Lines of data
▬▬▬

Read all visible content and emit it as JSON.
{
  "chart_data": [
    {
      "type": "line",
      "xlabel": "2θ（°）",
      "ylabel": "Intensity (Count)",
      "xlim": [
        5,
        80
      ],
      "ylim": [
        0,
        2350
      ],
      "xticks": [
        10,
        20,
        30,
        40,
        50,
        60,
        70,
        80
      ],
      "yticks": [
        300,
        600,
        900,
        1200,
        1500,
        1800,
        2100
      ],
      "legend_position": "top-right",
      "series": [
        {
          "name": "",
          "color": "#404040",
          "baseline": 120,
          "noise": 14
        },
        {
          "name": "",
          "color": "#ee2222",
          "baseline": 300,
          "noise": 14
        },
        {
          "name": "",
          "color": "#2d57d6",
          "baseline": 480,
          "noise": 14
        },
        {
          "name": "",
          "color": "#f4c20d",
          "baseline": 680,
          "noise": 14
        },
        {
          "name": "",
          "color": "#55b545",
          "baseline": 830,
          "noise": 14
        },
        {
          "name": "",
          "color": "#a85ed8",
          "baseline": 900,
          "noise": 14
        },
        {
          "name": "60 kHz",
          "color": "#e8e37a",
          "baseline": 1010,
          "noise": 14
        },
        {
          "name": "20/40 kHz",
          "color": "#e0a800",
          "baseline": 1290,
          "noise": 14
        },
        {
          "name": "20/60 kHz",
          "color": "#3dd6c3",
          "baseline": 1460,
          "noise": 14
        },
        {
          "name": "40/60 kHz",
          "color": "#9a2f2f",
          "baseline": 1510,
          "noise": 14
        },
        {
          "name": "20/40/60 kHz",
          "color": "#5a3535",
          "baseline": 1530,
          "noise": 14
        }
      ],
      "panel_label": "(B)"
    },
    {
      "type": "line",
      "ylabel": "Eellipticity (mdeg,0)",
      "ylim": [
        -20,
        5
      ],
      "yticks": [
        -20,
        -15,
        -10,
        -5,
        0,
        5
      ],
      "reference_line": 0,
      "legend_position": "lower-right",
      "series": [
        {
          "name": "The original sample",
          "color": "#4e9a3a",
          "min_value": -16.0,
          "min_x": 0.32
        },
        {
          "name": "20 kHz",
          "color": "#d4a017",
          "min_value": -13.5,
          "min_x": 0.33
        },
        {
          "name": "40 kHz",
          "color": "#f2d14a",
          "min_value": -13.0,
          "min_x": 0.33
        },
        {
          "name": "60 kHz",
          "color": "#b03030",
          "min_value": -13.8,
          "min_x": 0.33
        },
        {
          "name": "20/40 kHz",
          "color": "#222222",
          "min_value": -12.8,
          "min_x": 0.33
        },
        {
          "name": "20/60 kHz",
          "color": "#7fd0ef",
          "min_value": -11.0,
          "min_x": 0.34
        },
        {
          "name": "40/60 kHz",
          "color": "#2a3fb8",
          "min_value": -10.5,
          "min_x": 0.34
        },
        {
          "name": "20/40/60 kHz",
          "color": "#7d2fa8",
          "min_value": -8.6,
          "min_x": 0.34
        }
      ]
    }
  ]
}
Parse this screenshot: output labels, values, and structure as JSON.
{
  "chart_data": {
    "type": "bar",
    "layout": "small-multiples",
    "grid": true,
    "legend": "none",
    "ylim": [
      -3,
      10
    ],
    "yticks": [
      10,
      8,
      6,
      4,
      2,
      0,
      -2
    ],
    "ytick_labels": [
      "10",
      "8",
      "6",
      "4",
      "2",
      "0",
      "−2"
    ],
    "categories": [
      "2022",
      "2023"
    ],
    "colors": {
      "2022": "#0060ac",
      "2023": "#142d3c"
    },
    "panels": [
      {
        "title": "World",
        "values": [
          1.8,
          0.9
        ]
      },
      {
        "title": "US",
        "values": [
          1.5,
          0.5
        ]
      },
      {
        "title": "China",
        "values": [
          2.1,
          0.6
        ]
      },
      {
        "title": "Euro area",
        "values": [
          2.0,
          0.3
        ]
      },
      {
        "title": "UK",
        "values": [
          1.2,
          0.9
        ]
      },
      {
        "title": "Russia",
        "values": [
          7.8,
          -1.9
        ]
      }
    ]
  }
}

▬▬▬

Instruction:
Select every line in the material above where the string "title" occurs, and copy it.

Answer to this problem:
        "title": "World",
        "title": "US",
        "title": "China",
        "title": "Euro area",
        "title": "UK",
        "title": "Russia",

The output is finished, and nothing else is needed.